■ Task statement: Find the lines below that contain the string "JSON". Copy each one.

■ Provided entries:
━━━━━━━━
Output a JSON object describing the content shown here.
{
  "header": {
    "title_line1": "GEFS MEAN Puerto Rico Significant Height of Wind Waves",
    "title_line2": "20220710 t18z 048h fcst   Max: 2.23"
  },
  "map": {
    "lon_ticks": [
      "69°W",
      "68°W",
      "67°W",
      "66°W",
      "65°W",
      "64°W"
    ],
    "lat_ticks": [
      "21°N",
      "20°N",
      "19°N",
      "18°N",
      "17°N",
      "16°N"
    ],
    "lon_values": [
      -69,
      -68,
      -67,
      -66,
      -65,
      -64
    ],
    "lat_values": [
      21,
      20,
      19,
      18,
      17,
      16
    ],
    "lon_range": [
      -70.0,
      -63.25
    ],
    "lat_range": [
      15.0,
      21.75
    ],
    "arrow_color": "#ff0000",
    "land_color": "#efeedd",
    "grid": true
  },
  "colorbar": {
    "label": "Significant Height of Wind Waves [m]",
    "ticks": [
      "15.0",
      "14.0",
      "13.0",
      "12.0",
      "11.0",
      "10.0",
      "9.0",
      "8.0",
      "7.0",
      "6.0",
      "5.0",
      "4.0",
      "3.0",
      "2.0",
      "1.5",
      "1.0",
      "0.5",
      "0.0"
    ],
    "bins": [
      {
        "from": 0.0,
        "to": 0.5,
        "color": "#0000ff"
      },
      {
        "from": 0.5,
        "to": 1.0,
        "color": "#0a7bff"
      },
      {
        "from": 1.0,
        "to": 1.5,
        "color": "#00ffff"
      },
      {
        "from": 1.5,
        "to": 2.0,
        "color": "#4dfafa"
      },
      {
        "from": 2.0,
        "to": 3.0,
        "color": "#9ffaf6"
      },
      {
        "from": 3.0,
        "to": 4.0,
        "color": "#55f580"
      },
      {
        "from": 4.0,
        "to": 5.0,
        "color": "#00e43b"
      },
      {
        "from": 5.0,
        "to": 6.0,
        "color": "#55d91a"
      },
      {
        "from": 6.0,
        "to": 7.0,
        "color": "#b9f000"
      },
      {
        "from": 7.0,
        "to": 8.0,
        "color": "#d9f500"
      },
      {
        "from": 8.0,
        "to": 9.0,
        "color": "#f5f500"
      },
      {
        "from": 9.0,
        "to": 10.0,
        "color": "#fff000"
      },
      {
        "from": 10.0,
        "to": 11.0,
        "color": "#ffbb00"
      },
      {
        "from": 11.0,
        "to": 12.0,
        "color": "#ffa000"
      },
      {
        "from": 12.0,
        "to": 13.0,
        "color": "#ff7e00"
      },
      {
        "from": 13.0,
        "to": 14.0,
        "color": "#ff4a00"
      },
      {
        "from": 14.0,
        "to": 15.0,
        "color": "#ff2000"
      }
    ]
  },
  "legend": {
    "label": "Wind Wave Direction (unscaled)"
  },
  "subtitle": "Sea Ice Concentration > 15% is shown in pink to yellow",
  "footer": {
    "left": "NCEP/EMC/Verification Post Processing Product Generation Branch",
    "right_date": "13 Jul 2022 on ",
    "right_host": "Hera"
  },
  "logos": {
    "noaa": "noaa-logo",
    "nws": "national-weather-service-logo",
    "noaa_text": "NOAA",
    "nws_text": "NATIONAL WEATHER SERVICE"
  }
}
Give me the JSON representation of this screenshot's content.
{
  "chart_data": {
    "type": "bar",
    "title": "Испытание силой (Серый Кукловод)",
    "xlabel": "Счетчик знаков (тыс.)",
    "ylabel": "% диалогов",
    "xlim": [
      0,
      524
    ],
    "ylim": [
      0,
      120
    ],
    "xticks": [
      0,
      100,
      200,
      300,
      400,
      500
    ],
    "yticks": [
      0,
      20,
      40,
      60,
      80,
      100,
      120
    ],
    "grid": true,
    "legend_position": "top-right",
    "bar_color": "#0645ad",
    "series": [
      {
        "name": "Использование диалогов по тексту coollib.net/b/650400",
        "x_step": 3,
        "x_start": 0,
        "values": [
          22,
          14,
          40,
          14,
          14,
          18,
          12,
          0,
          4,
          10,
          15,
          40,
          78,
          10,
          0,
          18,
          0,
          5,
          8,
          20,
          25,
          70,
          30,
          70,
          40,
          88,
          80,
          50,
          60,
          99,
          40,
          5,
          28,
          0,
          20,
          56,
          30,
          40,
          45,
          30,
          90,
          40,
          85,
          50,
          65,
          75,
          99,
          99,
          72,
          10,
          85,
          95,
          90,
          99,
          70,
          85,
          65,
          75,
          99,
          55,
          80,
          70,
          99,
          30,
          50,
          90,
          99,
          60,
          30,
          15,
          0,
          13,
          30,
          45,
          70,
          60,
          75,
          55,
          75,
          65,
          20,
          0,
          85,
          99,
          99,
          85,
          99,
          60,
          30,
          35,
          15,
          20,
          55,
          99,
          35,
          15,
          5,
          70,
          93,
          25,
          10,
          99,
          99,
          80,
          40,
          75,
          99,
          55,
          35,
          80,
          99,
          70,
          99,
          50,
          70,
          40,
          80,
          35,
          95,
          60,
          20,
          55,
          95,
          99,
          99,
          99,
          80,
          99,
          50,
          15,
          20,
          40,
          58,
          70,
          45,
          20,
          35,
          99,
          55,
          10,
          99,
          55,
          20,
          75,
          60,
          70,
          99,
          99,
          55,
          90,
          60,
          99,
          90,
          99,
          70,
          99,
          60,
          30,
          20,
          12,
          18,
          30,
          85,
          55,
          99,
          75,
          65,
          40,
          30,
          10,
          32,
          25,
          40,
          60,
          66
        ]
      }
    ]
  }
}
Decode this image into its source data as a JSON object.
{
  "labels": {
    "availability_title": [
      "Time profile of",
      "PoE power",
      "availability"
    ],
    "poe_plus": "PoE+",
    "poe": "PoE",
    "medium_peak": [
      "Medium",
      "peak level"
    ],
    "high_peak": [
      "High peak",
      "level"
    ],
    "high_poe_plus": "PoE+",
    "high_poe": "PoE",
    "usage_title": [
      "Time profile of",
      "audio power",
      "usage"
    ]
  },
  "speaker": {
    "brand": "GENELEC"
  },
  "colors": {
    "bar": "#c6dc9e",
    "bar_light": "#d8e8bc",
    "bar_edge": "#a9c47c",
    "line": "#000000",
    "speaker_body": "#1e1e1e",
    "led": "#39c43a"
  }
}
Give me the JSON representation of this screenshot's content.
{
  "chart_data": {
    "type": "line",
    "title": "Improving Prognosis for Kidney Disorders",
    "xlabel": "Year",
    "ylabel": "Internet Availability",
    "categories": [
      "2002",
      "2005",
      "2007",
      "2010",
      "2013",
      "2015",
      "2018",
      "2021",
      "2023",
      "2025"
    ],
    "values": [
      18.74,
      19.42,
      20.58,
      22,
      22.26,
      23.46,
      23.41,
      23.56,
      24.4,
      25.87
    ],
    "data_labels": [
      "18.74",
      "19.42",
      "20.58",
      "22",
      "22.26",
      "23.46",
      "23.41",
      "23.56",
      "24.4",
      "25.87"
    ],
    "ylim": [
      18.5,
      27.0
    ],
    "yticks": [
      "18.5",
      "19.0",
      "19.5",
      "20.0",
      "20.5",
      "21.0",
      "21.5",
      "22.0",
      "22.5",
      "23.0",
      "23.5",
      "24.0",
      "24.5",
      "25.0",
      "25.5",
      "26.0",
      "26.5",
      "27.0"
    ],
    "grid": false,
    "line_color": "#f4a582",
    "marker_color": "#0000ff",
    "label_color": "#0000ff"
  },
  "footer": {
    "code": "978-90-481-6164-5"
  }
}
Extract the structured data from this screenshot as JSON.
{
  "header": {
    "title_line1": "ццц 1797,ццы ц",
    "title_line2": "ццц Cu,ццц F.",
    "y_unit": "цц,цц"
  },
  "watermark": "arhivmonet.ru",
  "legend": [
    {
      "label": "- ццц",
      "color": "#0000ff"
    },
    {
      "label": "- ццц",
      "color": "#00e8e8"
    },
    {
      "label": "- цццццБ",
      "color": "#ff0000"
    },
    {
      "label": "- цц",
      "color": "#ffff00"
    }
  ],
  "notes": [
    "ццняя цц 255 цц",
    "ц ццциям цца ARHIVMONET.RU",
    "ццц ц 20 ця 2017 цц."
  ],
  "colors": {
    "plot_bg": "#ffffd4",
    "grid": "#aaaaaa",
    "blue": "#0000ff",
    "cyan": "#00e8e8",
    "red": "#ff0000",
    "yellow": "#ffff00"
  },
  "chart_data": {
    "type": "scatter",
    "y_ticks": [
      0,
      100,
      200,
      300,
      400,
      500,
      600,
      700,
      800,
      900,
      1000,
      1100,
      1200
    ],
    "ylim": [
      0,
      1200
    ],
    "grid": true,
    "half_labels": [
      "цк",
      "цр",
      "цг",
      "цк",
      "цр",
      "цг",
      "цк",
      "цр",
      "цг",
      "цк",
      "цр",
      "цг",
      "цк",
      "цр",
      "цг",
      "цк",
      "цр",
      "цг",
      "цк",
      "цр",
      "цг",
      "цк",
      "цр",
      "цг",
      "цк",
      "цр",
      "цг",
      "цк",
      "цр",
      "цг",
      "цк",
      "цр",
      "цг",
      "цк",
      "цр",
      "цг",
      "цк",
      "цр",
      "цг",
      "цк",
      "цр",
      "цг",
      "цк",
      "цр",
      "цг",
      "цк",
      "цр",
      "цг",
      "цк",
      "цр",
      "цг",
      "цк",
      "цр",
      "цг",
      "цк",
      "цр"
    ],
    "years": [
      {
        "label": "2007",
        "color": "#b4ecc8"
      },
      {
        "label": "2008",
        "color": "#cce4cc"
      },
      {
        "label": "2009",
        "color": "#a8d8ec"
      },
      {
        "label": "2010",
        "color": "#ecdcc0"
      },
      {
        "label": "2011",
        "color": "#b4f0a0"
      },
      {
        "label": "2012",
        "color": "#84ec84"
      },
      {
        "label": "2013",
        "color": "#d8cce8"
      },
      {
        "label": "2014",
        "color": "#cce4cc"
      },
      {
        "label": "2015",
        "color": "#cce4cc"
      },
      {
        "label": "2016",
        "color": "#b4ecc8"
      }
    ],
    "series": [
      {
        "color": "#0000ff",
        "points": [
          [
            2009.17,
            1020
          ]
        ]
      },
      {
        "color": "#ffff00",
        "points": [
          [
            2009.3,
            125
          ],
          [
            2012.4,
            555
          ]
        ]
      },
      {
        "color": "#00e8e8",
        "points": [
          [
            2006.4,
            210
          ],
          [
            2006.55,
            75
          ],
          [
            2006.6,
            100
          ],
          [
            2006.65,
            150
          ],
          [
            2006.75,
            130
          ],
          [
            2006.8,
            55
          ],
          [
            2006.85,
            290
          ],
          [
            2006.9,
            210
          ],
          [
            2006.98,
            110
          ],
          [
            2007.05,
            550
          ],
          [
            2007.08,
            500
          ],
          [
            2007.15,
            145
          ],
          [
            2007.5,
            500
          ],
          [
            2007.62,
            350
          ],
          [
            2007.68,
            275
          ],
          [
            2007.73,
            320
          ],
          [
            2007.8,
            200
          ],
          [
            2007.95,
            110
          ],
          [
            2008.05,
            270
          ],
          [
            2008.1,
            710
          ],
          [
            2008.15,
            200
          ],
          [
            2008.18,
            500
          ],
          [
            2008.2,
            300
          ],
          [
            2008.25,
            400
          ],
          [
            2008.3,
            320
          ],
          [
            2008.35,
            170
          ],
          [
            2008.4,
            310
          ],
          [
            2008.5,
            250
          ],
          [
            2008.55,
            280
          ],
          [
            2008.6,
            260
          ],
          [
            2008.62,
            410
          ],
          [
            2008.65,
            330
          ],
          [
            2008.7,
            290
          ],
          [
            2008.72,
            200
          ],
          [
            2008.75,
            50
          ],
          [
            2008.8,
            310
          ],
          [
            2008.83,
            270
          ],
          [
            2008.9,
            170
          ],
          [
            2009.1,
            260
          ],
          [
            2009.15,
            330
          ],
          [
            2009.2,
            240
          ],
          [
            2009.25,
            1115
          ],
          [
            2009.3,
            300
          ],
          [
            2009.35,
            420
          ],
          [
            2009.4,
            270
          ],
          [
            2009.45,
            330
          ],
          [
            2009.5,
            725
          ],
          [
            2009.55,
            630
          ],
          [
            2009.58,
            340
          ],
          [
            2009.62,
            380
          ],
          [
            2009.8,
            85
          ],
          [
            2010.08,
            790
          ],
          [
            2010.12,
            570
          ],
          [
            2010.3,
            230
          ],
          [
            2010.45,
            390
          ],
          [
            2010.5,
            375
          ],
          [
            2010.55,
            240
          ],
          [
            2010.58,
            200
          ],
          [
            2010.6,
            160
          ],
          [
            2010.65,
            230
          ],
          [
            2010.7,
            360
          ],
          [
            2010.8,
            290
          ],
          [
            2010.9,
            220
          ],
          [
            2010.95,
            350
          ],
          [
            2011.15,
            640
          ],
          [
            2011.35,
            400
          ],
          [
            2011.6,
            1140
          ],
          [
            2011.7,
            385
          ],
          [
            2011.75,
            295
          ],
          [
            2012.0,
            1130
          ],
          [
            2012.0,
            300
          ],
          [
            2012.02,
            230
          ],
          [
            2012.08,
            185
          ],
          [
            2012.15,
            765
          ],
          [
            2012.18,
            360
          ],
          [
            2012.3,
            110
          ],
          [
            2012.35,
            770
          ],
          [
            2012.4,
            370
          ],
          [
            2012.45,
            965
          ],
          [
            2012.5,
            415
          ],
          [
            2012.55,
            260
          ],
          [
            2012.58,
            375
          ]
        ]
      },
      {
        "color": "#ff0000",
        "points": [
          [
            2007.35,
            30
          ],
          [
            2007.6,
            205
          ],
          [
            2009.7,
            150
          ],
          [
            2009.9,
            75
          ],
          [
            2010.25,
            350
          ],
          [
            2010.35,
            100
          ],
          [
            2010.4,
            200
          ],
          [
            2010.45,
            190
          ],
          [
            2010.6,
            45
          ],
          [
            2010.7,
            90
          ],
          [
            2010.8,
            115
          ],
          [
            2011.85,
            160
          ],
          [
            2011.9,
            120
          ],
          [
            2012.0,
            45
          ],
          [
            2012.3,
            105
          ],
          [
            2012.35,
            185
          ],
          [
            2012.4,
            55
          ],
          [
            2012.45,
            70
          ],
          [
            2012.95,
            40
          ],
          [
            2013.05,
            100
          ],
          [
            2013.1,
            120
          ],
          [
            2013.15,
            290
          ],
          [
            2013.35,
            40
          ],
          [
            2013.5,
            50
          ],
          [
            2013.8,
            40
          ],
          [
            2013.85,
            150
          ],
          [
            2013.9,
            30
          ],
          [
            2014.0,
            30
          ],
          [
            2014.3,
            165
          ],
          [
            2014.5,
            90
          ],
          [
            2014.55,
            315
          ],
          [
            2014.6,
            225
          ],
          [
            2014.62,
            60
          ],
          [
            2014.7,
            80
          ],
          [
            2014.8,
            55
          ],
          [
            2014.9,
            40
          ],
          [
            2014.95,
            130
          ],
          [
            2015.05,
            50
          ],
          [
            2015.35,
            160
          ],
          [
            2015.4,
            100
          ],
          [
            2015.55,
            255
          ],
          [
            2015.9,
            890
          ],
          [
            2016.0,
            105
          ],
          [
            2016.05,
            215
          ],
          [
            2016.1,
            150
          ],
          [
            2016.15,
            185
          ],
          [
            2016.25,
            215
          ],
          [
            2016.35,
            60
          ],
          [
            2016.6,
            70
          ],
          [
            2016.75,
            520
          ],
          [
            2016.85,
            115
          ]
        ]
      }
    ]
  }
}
━━━━━━━━
■ Solution for this problem:
Output a JSON object describing the content shown here.
Give me the JSON representation of this screenshot's content.
Decode this image into its source data as a JSON object.
Give me the JSON representation of this screenshot's content.
Extract the structured data from this screenshot as JSON.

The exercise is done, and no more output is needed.